---------- The input

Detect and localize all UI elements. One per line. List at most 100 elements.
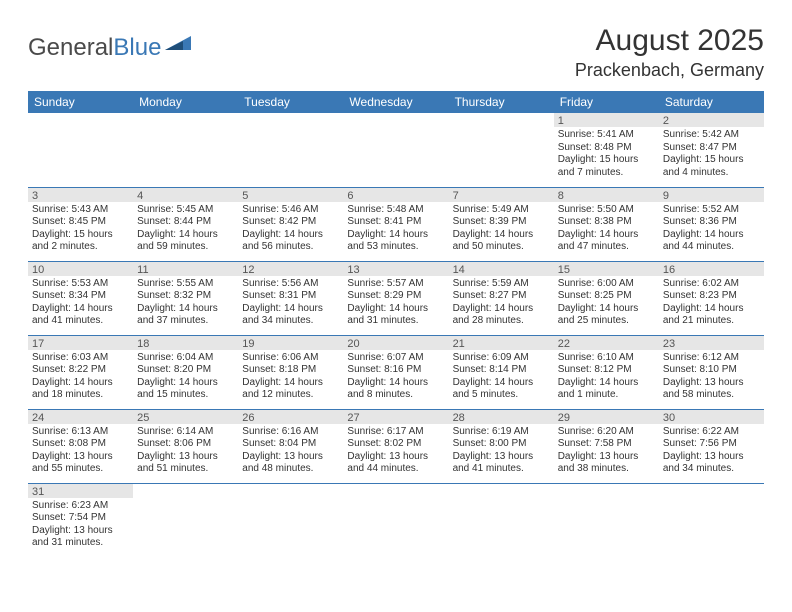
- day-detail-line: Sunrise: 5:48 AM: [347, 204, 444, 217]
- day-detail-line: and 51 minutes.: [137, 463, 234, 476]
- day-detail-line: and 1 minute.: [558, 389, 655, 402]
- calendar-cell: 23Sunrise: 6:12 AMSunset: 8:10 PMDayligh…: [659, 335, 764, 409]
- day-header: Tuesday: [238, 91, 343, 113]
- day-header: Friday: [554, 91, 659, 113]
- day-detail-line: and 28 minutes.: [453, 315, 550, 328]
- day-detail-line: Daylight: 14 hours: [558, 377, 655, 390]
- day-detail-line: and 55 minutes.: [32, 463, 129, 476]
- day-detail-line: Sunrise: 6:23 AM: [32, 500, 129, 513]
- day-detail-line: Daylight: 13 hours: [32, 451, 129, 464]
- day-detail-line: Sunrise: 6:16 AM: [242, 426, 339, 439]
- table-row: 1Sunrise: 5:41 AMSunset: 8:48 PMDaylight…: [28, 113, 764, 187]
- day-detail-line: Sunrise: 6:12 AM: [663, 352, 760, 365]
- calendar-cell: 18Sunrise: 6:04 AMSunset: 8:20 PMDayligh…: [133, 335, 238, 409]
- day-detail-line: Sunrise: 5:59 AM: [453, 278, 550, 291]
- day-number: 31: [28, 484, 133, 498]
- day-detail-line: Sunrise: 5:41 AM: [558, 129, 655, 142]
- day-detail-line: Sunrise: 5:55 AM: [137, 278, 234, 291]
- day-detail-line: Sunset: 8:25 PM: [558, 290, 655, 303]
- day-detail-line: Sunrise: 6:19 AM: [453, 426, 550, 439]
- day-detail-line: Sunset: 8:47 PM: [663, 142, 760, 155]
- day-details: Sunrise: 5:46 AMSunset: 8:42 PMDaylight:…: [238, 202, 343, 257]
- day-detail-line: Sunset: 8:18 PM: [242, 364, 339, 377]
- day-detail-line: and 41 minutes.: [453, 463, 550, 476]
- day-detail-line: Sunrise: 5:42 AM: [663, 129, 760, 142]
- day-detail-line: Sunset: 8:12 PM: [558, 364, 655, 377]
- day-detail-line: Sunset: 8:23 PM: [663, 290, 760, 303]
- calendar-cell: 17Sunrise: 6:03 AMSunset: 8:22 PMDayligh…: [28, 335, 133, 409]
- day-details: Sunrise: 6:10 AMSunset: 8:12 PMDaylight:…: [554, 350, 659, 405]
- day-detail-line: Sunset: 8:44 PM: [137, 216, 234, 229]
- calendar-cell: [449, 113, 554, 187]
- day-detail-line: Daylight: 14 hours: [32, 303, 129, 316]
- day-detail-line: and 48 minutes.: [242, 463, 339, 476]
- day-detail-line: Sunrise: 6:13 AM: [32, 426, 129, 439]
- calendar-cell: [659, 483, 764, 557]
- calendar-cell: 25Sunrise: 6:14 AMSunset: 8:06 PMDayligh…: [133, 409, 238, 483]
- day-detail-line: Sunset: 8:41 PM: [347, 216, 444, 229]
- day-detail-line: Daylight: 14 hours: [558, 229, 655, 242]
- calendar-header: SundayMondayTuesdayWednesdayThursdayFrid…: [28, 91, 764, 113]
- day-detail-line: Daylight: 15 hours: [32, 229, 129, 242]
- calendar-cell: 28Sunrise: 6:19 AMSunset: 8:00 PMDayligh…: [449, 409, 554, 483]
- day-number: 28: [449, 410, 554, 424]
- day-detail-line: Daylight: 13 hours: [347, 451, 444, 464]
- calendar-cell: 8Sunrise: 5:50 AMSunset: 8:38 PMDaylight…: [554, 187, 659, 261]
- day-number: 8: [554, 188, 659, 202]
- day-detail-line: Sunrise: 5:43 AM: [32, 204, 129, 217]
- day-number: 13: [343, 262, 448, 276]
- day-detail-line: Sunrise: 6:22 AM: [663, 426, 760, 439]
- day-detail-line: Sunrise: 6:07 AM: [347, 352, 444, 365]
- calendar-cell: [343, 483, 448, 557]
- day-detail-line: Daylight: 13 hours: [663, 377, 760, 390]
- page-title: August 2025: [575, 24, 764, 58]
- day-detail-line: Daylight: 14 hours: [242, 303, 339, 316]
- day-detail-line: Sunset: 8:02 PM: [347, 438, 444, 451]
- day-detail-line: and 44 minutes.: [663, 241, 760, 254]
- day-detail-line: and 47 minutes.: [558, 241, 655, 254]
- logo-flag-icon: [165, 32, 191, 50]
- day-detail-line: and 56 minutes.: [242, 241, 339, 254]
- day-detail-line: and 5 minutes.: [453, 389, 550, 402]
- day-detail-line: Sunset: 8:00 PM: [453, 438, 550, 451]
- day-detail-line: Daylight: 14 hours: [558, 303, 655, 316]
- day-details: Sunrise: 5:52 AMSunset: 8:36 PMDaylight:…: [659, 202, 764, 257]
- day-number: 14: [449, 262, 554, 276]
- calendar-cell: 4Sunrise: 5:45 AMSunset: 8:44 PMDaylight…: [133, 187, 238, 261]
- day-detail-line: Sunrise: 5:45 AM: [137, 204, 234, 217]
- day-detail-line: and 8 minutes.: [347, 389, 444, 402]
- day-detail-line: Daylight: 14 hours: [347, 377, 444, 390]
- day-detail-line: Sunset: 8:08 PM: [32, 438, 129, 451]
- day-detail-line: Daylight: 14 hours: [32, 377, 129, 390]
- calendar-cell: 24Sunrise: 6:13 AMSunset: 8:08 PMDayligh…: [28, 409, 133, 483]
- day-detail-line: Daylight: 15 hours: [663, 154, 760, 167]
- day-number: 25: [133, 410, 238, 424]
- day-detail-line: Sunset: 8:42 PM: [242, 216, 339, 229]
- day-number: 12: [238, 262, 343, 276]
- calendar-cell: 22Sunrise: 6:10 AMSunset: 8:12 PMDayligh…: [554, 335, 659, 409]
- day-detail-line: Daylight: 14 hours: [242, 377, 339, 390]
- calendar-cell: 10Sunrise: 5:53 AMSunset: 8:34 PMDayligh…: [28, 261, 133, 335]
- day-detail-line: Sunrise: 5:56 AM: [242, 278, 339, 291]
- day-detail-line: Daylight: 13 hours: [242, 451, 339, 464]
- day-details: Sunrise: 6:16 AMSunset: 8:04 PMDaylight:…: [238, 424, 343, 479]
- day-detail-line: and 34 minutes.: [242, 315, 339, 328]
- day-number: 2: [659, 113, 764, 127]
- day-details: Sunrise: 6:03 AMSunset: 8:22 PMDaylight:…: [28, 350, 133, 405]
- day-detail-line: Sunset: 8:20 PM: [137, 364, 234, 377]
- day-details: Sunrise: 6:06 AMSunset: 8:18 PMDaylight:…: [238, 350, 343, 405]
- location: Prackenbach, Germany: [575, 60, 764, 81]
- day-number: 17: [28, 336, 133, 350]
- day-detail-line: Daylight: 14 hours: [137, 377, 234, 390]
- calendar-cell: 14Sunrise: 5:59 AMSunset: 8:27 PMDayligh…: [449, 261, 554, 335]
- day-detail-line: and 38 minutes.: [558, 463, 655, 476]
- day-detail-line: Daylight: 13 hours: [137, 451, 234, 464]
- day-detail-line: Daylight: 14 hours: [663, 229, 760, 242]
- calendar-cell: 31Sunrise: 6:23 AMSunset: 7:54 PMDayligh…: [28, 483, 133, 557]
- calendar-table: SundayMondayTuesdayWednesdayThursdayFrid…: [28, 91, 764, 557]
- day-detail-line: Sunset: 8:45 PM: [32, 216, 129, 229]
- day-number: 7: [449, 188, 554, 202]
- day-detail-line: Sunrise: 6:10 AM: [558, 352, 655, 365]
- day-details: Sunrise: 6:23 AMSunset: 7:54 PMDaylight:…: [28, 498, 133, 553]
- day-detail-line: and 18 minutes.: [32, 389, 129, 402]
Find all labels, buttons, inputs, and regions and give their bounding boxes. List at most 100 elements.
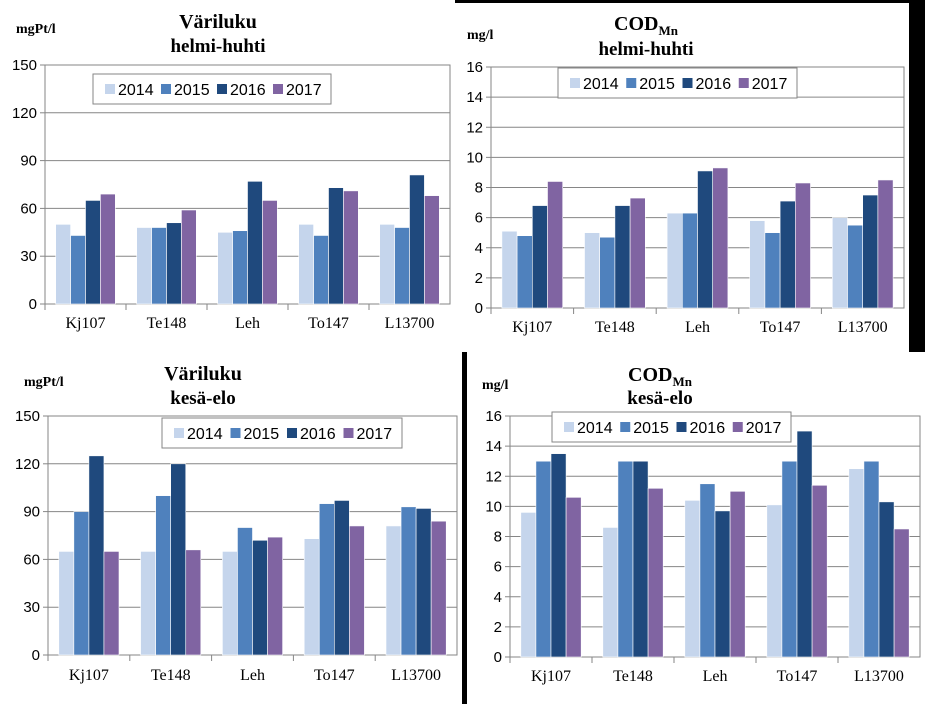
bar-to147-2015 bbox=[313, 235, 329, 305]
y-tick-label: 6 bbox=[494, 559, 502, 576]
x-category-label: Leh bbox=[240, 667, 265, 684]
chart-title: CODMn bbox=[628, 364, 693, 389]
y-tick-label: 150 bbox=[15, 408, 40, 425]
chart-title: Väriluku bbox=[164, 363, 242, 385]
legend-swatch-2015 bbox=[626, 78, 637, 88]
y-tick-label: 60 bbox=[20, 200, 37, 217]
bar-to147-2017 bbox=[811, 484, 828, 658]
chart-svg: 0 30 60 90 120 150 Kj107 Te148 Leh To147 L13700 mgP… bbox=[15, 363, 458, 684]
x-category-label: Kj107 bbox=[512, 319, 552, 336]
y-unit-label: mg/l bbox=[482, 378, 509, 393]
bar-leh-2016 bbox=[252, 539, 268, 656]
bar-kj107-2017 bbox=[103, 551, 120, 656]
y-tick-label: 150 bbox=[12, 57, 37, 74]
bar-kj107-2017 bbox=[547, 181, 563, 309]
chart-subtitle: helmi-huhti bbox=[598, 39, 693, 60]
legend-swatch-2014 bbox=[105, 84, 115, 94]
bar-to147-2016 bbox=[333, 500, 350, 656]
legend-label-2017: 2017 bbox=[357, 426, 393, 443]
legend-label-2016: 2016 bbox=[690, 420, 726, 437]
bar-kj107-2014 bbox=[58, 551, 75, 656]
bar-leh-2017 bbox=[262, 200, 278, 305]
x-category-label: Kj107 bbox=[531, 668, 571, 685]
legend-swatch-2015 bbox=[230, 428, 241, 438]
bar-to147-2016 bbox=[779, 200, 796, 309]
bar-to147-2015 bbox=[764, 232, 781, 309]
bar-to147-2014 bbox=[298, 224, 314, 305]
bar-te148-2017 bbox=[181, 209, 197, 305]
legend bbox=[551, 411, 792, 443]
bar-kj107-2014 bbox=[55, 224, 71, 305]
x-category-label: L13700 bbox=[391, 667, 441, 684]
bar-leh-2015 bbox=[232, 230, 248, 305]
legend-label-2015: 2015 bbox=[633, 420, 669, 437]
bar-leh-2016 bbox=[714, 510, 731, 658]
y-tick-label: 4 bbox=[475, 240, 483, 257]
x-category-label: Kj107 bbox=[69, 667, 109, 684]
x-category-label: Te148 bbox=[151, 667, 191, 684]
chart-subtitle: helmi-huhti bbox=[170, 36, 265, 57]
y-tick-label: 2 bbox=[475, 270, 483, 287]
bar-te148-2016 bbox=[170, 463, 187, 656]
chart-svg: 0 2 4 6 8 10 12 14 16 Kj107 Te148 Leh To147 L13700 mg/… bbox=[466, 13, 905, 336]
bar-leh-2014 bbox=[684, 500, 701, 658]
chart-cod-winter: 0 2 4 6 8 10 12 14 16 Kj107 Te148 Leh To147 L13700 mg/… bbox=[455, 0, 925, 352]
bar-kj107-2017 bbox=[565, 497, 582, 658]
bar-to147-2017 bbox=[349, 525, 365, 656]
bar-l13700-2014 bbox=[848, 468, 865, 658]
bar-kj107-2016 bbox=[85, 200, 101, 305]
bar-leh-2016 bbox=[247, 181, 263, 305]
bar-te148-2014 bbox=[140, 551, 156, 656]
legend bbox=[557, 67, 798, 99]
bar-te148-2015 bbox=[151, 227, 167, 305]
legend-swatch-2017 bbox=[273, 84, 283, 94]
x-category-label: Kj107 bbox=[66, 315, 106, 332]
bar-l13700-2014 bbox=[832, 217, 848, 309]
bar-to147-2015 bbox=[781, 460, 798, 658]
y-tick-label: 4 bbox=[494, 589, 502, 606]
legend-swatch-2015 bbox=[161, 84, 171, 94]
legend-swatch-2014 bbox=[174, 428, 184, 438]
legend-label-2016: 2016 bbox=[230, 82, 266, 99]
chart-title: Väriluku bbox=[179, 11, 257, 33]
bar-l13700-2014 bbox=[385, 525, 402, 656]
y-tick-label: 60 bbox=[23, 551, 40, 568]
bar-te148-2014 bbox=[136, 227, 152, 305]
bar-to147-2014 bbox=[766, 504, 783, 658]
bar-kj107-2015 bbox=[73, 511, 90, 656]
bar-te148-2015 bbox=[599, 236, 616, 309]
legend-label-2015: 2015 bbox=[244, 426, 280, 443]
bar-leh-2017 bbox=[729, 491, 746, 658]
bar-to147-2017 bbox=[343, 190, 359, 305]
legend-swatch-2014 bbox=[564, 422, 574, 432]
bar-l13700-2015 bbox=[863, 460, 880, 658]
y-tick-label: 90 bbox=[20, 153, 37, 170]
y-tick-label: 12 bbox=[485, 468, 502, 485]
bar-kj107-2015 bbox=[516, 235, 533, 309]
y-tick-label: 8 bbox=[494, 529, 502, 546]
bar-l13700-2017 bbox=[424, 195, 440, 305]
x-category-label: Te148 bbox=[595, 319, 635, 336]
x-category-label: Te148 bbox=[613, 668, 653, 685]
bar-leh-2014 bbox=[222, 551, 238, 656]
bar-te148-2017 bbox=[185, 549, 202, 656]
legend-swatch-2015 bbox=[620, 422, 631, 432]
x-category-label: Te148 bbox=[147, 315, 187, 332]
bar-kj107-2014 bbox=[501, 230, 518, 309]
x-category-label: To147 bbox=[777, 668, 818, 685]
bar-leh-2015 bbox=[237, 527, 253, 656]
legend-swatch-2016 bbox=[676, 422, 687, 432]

--------------------

_Prompt:_ Write out, unchanged, the stretch of the data from the line containing "bar-to147-2015 bbox=[313, 235, 329, 305]" through the line containing "legend-swatch-2015 bbox=[626, 78, 637, 88]".

_Right answer:_
bar-to147-2015 bbox=[313, 235, 329, 305]
y-tick-label: 6 bbox=[494, 559, 502, 576]
x-category-label: Leh bbox=[240, 667, 265, 684]
chart-title: CODMn bbox=[628, 364, 693, 389]
y-tick-label: 150 bbox=[15, 408, 40, 425]
chart-title: Väriluku bbox=[164, 363, 242, 385]
legend-swatch-2015 bbox=[626, 78, 637, 88]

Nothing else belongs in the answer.